- Source extract -
Clifford Laing

Personal information
- Full name: Clifford Altamirano Laing
- Date of birth: 20 September 1982 (age 43)
- Place of birth: Honduras
- Position: Attacking midfielder/Winger

Youth career
- 1993–1999: Platense Júnior

Senior career*
- Years: Team / Apps / (Gls)
- 2000–2003: Platense / 82 / (20)
- 2004–2006: Real España / 59 / (8)
- 2006: Danubio / 1 / (0)
- 2006: Marathón / 7 / (0)
- 2007–2008: Vida / 33 / (2)
- 2009–2010: Social Sol / 29 / (4)
- 2010: Platense / 5 / (0)
- 2011–2012: Villanueva / 21 / (3)
- 2012–2013: Honduras El Progreso / 18 / (1)

International career^{‡}
- 2003–2004: Honduras / 3 / (0)

= Clifford Laing =

Honduran footballer (born 1982)

- Prompt -
Please carry the Clifford Laing article forward from its last line, "Honduran footballer (born 1982)."

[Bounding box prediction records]

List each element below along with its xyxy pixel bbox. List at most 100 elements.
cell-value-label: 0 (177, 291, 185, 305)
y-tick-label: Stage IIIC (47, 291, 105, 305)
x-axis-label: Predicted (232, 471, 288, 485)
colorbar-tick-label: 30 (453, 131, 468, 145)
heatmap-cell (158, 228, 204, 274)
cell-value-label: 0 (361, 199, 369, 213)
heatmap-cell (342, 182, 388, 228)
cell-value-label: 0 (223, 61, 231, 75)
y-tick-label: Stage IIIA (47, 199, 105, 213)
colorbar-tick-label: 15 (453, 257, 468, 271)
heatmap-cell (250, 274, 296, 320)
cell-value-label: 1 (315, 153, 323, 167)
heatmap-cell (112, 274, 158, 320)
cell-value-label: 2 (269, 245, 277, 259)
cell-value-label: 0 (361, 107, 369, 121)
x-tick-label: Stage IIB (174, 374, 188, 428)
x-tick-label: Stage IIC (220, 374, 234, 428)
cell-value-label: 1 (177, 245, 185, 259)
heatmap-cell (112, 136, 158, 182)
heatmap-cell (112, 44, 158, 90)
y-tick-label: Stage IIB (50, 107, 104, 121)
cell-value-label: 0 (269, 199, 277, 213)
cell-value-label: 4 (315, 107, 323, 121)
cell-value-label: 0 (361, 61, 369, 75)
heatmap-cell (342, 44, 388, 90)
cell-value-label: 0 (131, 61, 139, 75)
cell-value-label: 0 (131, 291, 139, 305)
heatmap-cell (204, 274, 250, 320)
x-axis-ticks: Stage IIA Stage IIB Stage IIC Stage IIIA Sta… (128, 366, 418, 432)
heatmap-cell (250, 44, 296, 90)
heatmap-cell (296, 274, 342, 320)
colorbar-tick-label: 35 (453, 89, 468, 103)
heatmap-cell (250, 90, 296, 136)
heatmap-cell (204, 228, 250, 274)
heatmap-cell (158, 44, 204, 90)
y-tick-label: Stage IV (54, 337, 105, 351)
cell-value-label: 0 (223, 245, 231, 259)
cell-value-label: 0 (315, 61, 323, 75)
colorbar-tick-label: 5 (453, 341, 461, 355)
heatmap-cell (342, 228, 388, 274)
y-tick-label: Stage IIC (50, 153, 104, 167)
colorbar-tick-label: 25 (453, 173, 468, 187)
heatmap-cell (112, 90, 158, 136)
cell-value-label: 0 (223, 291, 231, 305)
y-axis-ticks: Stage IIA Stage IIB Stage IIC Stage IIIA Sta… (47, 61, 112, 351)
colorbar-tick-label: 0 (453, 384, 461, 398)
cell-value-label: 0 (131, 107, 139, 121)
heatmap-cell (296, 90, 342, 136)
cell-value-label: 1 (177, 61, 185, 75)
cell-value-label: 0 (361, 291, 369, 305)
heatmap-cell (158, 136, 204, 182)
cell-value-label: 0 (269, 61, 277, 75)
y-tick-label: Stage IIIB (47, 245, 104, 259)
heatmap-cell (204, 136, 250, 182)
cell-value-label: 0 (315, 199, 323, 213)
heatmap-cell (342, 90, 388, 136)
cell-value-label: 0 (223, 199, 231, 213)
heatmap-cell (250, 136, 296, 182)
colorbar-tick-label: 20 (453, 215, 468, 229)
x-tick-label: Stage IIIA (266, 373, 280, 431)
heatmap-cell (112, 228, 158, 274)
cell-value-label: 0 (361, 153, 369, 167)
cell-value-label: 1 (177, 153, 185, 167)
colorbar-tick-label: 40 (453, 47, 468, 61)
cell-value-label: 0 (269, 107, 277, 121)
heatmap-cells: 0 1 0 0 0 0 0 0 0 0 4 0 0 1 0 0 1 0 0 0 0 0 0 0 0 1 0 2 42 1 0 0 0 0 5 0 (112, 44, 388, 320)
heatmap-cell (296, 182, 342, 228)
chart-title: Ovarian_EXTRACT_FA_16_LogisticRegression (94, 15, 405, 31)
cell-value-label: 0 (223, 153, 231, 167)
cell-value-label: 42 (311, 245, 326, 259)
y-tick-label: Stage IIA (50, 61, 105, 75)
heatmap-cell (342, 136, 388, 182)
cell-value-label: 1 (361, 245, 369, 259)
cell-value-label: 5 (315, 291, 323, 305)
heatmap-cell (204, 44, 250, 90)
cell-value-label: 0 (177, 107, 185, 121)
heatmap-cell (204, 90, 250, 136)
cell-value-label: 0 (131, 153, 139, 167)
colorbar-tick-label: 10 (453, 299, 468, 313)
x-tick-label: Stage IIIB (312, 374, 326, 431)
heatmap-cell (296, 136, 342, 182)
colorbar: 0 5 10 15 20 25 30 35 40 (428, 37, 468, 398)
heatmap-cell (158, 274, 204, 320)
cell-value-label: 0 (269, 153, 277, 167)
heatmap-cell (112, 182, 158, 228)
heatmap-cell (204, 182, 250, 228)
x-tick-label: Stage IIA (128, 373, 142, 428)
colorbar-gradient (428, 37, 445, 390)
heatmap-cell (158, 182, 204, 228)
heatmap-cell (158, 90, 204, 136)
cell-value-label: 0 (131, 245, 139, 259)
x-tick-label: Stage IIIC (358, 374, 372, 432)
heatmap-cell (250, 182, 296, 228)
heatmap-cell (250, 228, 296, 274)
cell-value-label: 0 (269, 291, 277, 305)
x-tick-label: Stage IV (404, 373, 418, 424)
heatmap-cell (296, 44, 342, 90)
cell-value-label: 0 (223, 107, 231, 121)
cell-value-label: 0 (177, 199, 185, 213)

- Final answer -
Clifford Altamirano Laing, nicknamed La Agujita (the Little Needle), (born 20 September 1982) is a Honduran football midfielder or forward.

==Club career==
Laing started his career at Platense, showing a great performance. In 2004, Real España purchase him. He went on a trial for Danubio in Uruguay, but failed to stay. He had a short spell at C.D. Marathón, before going to Vida, Social Sol, Platense, and Villanueva. He last played for Honduras El Progreso in Liga de Ascenso.